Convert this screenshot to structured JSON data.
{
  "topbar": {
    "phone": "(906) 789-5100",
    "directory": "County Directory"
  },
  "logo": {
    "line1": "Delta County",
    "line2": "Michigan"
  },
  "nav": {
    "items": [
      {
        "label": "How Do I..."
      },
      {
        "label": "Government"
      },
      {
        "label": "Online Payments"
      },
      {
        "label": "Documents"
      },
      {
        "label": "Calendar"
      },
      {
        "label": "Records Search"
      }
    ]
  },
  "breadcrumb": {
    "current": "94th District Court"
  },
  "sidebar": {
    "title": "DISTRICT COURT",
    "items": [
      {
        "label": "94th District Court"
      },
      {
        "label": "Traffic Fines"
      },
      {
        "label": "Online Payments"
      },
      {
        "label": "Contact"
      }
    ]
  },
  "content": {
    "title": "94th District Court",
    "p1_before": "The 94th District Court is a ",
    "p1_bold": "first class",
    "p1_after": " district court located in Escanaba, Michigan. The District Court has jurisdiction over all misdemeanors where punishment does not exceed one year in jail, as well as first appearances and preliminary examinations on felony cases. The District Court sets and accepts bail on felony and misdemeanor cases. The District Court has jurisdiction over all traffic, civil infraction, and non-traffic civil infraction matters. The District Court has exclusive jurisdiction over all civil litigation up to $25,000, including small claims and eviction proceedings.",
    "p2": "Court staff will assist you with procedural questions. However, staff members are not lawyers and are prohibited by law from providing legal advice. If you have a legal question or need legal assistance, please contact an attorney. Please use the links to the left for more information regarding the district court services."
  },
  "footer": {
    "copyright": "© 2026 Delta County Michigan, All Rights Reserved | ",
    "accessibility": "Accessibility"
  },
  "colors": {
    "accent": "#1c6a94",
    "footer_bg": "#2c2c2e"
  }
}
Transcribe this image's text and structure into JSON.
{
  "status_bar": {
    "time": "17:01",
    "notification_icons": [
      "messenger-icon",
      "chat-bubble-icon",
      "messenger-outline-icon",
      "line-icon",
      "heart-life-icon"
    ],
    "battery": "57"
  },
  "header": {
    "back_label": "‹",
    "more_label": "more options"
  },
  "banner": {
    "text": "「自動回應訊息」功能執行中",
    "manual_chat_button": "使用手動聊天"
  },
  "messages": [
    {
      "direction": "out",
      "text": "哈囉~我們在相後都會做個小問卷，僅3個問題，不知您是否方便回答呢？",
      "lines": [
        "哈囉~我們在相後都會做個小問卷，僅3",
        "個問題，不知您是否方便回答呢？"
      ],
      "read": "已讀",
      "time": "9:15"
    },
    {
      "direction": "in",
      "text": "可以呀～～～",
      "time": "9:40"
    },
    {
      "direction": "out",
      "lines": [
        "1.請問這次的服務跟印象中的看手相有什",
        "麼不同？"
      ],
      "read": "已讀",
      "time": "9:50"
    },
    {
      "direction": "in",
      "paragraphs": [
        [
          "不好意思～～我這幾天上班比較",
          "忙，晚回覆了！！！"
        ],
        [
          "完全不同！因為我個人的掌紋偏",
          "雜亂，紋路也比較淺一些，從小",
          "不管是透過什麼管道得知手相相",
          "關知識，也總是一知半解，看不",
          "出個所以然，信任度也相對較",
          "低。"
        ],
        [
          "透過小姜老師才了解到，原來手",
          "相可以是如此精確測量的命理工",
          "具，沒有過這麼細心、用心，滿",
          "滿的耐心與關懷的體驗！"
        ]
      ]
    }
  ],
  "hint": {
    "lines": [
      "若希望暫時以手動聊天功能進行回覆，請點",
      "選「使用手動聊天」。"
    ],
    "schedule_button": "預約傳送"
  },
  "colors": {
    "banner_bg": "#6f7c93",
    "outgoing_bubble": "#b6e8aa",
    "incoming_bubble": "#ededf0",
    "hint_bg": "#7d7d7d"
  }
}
☆ ☆ ☆ ☆
▶ **TASK**
Set down the listing in full, keeping every word exactly as it is.

▶ **THE COMPLETED TASK**
Convert this screenshot to structured JSON data.
{
  "topbar": {
    "phone": "(906) 789-5100",
    "directory": "County Directory"
  },
  "logo": {
    "line1": "Delta County",
    "line2": "Michigan"
  },
  "nav": {
    "items": [
      {
        "label": "How Do I..."
      },
      {
        "label": "Government"
      },
      {
        "label": "Online Payments"
      },
      {
        "label": "Documents"
      },
      {
        "label": "Calendar"
      },
      {
        "label": "Records Search"
      }
    ]
  },
  "breadcrumb": {
    "current": "94th District Court"
  },
  "sidebar": {
    "title": "DISTRICT COURT",
    "items": [
      {
        "label": "94th District Court"
      },
      {
        "label": "Traffic Fines"
      },
      {
        "label": "Online Payments"
      },
      {
        "label": "Contact"
      }
    ]
  },
  "content": {
    "title": "94th District Court",
    "p1_before": "The 94th District Court is a ",
    "p1_bold": "first class",
    "p1_after": " district court located in Escanaba, Michigan. The District Court has jurisdiction over all misdemeanors where punishment does not exceed one year in jail, as well as first appearances and preliminary examinations on felony cases. The District Court sets and accepts bail on felony and misdemeanor cases. The District Court has jurisdiction over all traffic, civil infraction, and non-traffic civil infraction matters. The District Court has exclusive jurisdiction over all civil litigation up to $25,000, including small claims and eviction proceedings.",
    "p2": "Court staff will assist you with procedural questions. However, staff members are not lawyers and are prohibited by law from providing legal advice. If you have a legal question or need legal assistance, please contact an attorney. Please use the links to the left for more information regarding the district court services."
  },
  "footer": {
    "copyright": "© 2026 Delta County Michigan, All Rights Reserved | ",
    "accessibility": "Accessibility"
  },
  "colors": {
    "accent": "#1c6a94",
    "footer_bg": "#2c2c2e"
  }
}
Transcribe this image's text and structure into JSON.
{
  "status_bar": {
    "time": "17:01",
    "notification_icons": [
      "messenger-icon",
      "chat-bubble-icon",
      "messenger-outline-icon",
      "line-icon",
      "heart-life-icon"
    ],
    "battery": "57"
  },
  "header": {
    "back_label": "‹",
    "more_label": "more options"
  },
  "banner": {
    "text": "「自動回應訊息」功能執行中",
    "manual_chat_button": "使用手動聊天"
  },
  "messages": [
    {
      "direction": "out",
      "text": "哈囉~我們在相後都會做個小問卷，僅3個問題，不知您是否方便回答呢？",
      "lines": [
        "哈囉~我們在相後都會做個小問卷，僅3",
        "個問題，不知您是否方便回答呢？"
      ],
      "read": "已讀",
      "time": "9:15"
    },
    {
      "direction": "in",
      "text": "可以呀～～～",
      "time": "9:40"
    },
    {
      "direction": "out",
      "lines": [
        "1.請問這次的服務跟印象中的看手相有什",
        "麼不同？"
      ],
      "read": "已讀",
      "time": "9:50"
    },
    {
      "direction": "in",
      "paragraphs": [
        [
          "不好意思～～我這幾天上班比較",
          "忙，晚回覆了！！！"
        ],
        [
          "完全不同！因為我個人的掌紋偏",
          "雜亂，紋路也比較淺一些，從小",
          "不管是透過什麼管道得知手相相",
          "關知識，也總是一知半解，看不",
          "出個所以然，信任度也相對較",
          "低。"
        ],
        [
          "透過小姜老師才了解到，原來手",
          "相可以是如此精確測量的命理工",
          "具，沒有過這麼細心、用心，滿",
          "滿的耐心與關懷的體驗！"
        ]
      ]
    }
  ],
  "hint": {
    "lines": [
      "若希望暫時以手動聊天功能進行回覆，請點",
      "選「使用手動聊天」。"
    ],
    "schedule_button": "預約傳送"
  },
  "colors": {
    "banner_bg": "#6f7c93",
    "outgoing_bubble": "#b6e8aa",
    "incoming_bubble": "#ededf0",
    "hint_bg": "#7d7d7d"
  }
}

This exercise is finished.